▶ [EXERCISE BRIEF]:
Among the records below, find each line that includes the string "title" and copy it.

▶ [DATA FOR THIS TASK]:
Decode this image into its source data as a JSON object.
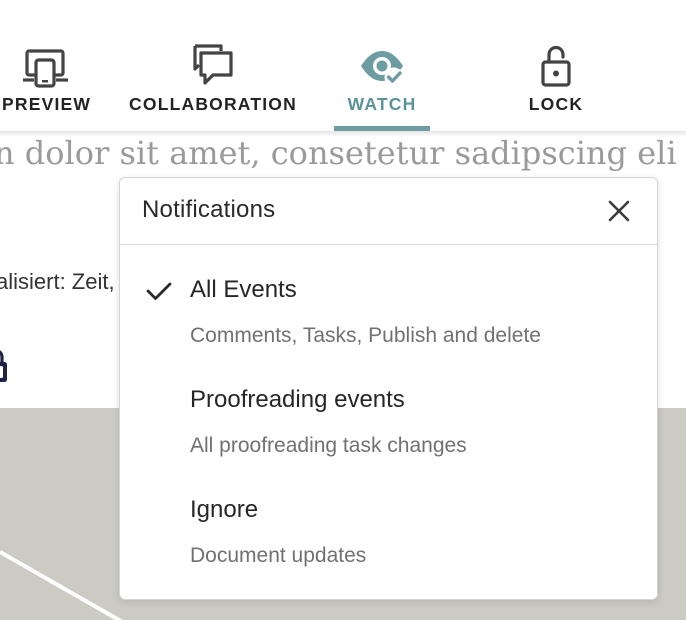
{
  "toolbar": {
    "tools": [
      {
        "label": "PREVIEW",
        "icon": "preview-devices-icon",
        "active": false
      },
      {
        "label": "COLLABORATION",
        "icon": "chat-bubbles-icon",
        "active": false
      },
      {
        "label": "WATCH",
        "icon": "eye-check-icon",
        "active": true
      },
      {
        "label": "LOCK",
        "icon": "unlocked-padlock-icon",
        "active": false
      }
    ],
    "active_color": "#5b939a"
  },
  "document": {
    "text_line": "n dolor sit amet, consetetur sadipscing eli",
    "meta_line": "alisiert: Zeit,"
  },
  "notifications": {
    "title": "Notifications",
    "close_icon": "close-icon",
    "options": [
      {
        "title": "All Events",
        "description": "Comments, Tasks, Publish and delete",
        "selected": true
      },
      {
        "title": "Proofreading events",
        "description": "All proofreading task changes",
        "selected": false
      },
      {
        "title": "Ignore",
        "description": "Document updates",
        "selected": false
      }
    ]
  },
  "colors": {
    "accent": "#6d9ca2",
    "background_area": "#cbcbc4",
    "text_primary": "#262626",
    "text_secondary": "#717171"
  }
}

▶ [COMPLETE ANSWER]:
    "title": "Notifications",
        "title": "All Events",
        "title": "Proofreading events",
        "title": "Ignore",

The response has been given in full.